───── SUPPLIED INFORMATION

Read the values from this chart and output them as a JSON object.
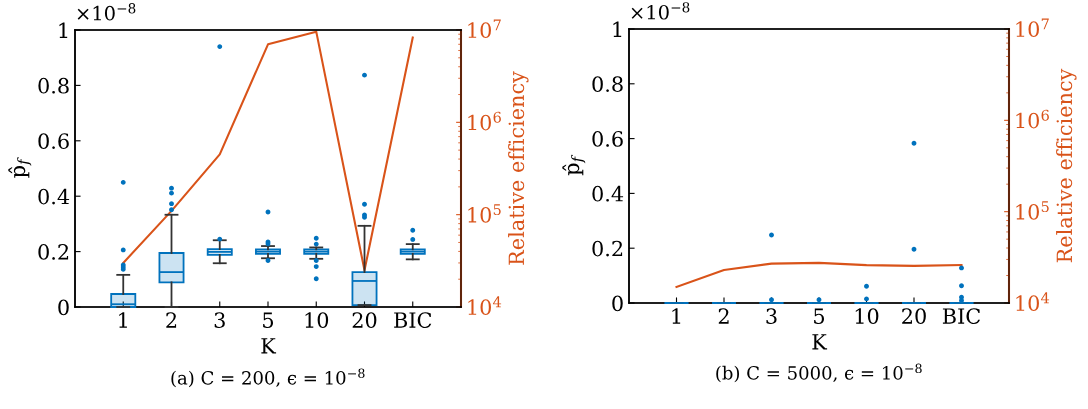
{
  "chart_data": [
    {
      "type": "box",
      "title": "(a) C = 200, ϵ = 10$^{−8}$",
      "xlabel": "K",
      "ylabel": "p̂$_{f}$",
      "y2label": "Relative efficiency",
      "categories": [
        "1",
        "2",
        "3",
        "5",
        "10",
        "20",
        "BIC"
      ],
      "ylim": [
        0,
        1
      ],
      "yticks": [
        0,
        0.2,
        0.4,
        0.6,
        0.8,
        1
      ],
      "y2lim": [
        10000,
        10000000
      ],
      "y2ticks": [
        {
          "value": 10000,
          "label": "10$^{4}$"
        },
        {
          "value": 100000,
          "label": "10$^{5}$"
        },
        {
          "value": 1000000,
          "label": "10$^{6}$"
        },
        {
          "value": 10000000,
          "label": "10$^{7}$"
        }
      ],
      "log": "y2",
      "grid": false,
      "legend": false,
      "annotations": [
        "×10$^{−8}$"
      ],
      "series": [
        {
          "color": "#0072bd",
          "boxes": [
            {
              "low": 0,
              "q1": 0,
              "median": 0.01,
              "q3": 0.047,
              "high": 0.116,
              "outliers": [
                0.45,
                0.206,
                0.152,
                0.144,
                0.136
              ]
            },
            {
              "low": 0,
              "q1": 0.089,
              "median": 0.126,
              "q3": 0.195,
              "high": 0.333,
              "outliers": [
                0.429,
                0.411,
                0.373,
                0.351
              ]
            },
            {
              "low": 0.158,
              "q1": 0.188,
              "median": 0.199,
              "q3": 0.209,
              "high": 0.241,
              "outliers": [
                0.245,
                0.94
              ]
            },
            {
              "low": 0.176,
              "q1": 0.192,
              "median": 0.2,
              "q3": 0.208,
              "high": 0.22,
              "outliers": [
                0.235,
                0.228,
                0.168,
                0.343
              ]
            },
            {
              "low": 0.174,
              "q1": 0.192,
              "median": 0.2,
              "q3": 0.208,
              "high": 0.215,
              "outliers": [
                0.248,
                0.227,
                0.168,
                0.146,
                0.102
              ]
            },
            {
              "low": 0.007,
              "q1": 0.007,
              "median": 0.094,
              "q3": 0.126,
              "high": 0.293,
              "outliers": [
                0.371,
                0.332,
                0.324,
                0.837
              ]
            },
            {
              "low": 0.172,
              "q1": 0.192,
              "median": 0.2,
              "q3": 0.208,
              "high": 0.227,
              "outliers": [
                0.277,
                0.244
              ]
            }
          ]
        },
        {
          "type": "line",
          "axis": "y2",
          "color": "#d95319",
          "values": [
            30000,
            110000,
            450000,
            7000000,
            9600000,
            25000,
            8300000
          ]
        }
      ]
    },
    {
      "type": "box",
      "title": "(b) C = 5000, ϵ = 10$^{−8}$",
      "xlabel": "K",
      "ylabel": "p̂$_{f}$",
      "y2label": "Relative efficiency",
      "categories": [
        "1",
        "2",
        "3",
        "5",
        "10",
        "20",
        "BIC"
      ],
      "ylim": [
        0,
        1
      ],
      "yticks": [
        0,
        0.2,
        0.4,
        0.6,
        0.8,
        1
      ],
      "y2lim": [
        10000,
        10000000
      ],
      "y2ticks": [
        {
          "value": 10000,
          "label": "10$^{4}$"
        },
        {
          "value": 100000,
          "label": "10$^{5}$"
        },
        {
          "value": 1000000,
          "label": "10$^{6}$"
        },
        {
          "value": 10000000,
          "label": "10$^{7}$"
        }
      ],
      "log": "y2",
      "grid": false,
      "legend": false,
      "annotations": [
        "×10$^{−8}$"
      ],
      "series": [
        {
          "color": "#0072bd",
          "boxes": [
            {
              "low": 0,
              "q1": 0,
              "median": 0,
              "q3": 0,
              "high": 0
            },
            {
              "low": 0,
              "q1": 0,
              "median": 0,
              "q3": 0,
              "high": 0
            },
            {
              "low": 0,
              "q1": 0,
              "median": 0,
              "q3": 0,
              "high": 0,
              "outliers": [
                0.248,
                0.012
              ]
            },
            {
              "low": 0,
              "q1": 0,
              "median": 0,
              "q3": 0,
              "high": 0,
              "outliers": [
                0.012
              ]
            },
            {
              "low": 0,
              "q1": 0,
              "median": 0,
              "q3": 0,
              "high": 0,
              "outliers": [
                0.061,
                0.015
              ]
            },
            {
              "low": 0,
              "q1": 0,
              "median": 0,
              "q3": 0,
              "high": 0,
              "outliers": [
                0.583,
                0.196
              ]
            },
            {
              "low": 0,
              "q1": 0,
              "median": 0,
              "q3": 0,
              "high": 0,
              "outliers": [
                0.128,
                0.063,
                0.021,
                0.009
              ]
            }
          ]
        },
        {
          "type": "line",
          "axis": "y2",
          "color": "#d95319",
          "values": [
            15000,
            23000,
            27000,
            27500,
            26000,
            25500,
            26000
          ]
        }
      ]
    }
  ]
}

──────────

WRITTEN INSTRUCTION
Return each line of the data, keeping its wording exact and omitting pictures.

REPLY TO THE TASK
Read the values from this chart and output them as a JSON object.
{
  "chart_data": [
    {
      "type": "box",
      "title": "(a) C = 200, ϵ = 10$^{−8}$",
      "xlabel": "K",
      "ylabel": "p̂$_{f}$",
      "y2label": "Relative efficiency",
      "categories": [
        "1",
        "2",
        "3",
        "5",
        "10",
        "20",
        "BIC"
      ],
      "ylim": [
        0,
        1
      ],
      "yticks": [
        0,
        0.2,
        0.4,
        0.6,
        0.8,
        1
      ],
      "y2lim": [
        10000,
        10000000
      ],
      "y2ticks": [
        {
          "value": 10000,
          "label": "10$^{4}$"
        },
        {
          "value": 100000,
          "label": "10$^{5}$"
        },
        {
          "value": 1000000,
          "label": "10$^{6}$"
        },
        {
          "value": 10000000,
          "label": "10$^{7}$"
        }
      ],
      "log": "y2",
      "grid": false,
      "legend": false,
      "annotations": [
        "×10$^{−8}$"
      ],
      "series": [
        {
          "color": "#0072bd",
          "boxes": [
            {
              "low": 0,
              "q1": 0,
              "median": 0.01,
              "q3": 0.047,
              "high": 0.116,
              "outliers": [
                0.45,
                0.206,
                0.152,
                0.144,
                0.136
              ]
            },
            {
              "low": 0,
              "q1": 0.089,
              "median": 0.126,
              "q3": 0.195,
              "high": 0.333,
              "outliers": [
                0.429,
                0.411,
                0.373,
                0.351
              ]
            },
            {
              "low": 0.158,
              "q1": 0.188,
              "median": 0.199,
              "q3": 0.209,
              "high": 0.241,
              "outliers": [
                0.245,
                0.94
              ]
            },
            {
              "low": 0.176,
              "q1": 0.192,
              "median": 0.2,
              "q3": 0.208,
              "high": 0.22,
              "outliers": [
                0.235,
                0.228,
                0.168,
                0.343
              ]
            },
            {
              "low": 0.174,
              "q1": 0.192,
              "median": 0.2,
              "q3": 0.208,
              "high": 0.215,
              "outliers": [
                0.248,
                0.227,
                0.168,
                0.146,
                0.102
              ]
            },
            {
              "low": 0.007,
              "q1": 0.007,
              "median": 0.094,
              "q3": 0.126,
              "high": 0.293,
              "outliers": [
                0.371,
                0.332,
                0.324,
                0.837
              ]
            },
            {
              "low": 0.172,
              "q1": 0.192,
              "median": 0.2,
              "q3": 0.208,
              "high": 0.227,
              "outliers": [
                0.277,
                0.244
              ]
            }
          ]
        },
        {
          "type": "line",
          "axis": "y2",
          "color": "#d95319",
          "values": [
            30000,
            110000,
            450000,
            7000000,
            9600000,
            25000,
            8300000
          ]
        }
      ]
    },
    {
      "type": "box",
      "title": "(b) C = 5000, ϵ = 10$^{−8}$",
      "xlabel": "K",
      "ylabel": "p̂$_{f}$",
      "y2label": "Relative efficiency",
      "categories": [
        "1",
        "2",
        "3",
        "5",
        "10",
        "20",
        "BIC"
      ],
      "ylim": [
        0,
        1
      ],
      "yticks": [
        0,
        0.2,
        0.4,
        0.6,
        0.8,
        1
      ],
      "y2lim": [
        10000,
        10000000
      ],
      "y2ticks": [
        {
          "value": 10000,
          "label": "10$^{4}$"
        },
        {
          "value": 100000,
          "label": "10$^{5}$"
        },
        {
          "value": 1000000,
          "label": "10$^{6}$"
        },
        {
          "value": 10000000,
          "label": "10$^{7}$"
        }
      ],
      "log": "y2",
      "grid": false,
      "legend": false,
      "annotations": [
        "×10$^{−8}$"
      ],
      "series": [
        {
          "color": "#0072bd",
          "boxes": [
            {
              "low": 0,
              "q1": 0,
              "median": 0,
              "q3": 0,
              "high": 0
            },
            {
              "low": 0,
              "q1": 0,
              "median": 0,
              "q3": 0,
              "high": 0
            },
            {
              "low": 0,
              "q1": 0,
              "median": 0,
              "q3": 0,
              "high": 0,
              "outliers": [
                0.248,
                0.012
              ]
            },
            {
              "low": 0,
              "q1": 0,
              "median": 0,
              "q3": 0,
              "high": 0,
              "outliers": [
                0.012
              ]
            },
            {
              "low": 0,
              "q1": 0,
              "median": 0,
              "q3": 0,
              "high": 0,
              "outliers": [
                0.061,
                0.015
              ]
            },
            {
              "low": 0,
              "q1": 0,
              "median": 0,
              "q3": 0,
              "high": 0,
              "outliers": [
                0.583,
                0.196
              ]
            },
            {
              "low": 0,
              "q1": 0,
              "median": 0,
              "q3": 0,
              "high": 0,
              "outliers": [
                0.128,
                0.063,
                0.021,
                0.009
              ]
            }
          ]
        },
        {
          "type": "line",
          "axis": "y2",
          "color": "#d95319",
          "values": [
            15000,
            23000,
            27000,
            27500,
            26000,
            25500,
            26000
          ]
        }
      ]
    }
  ]
}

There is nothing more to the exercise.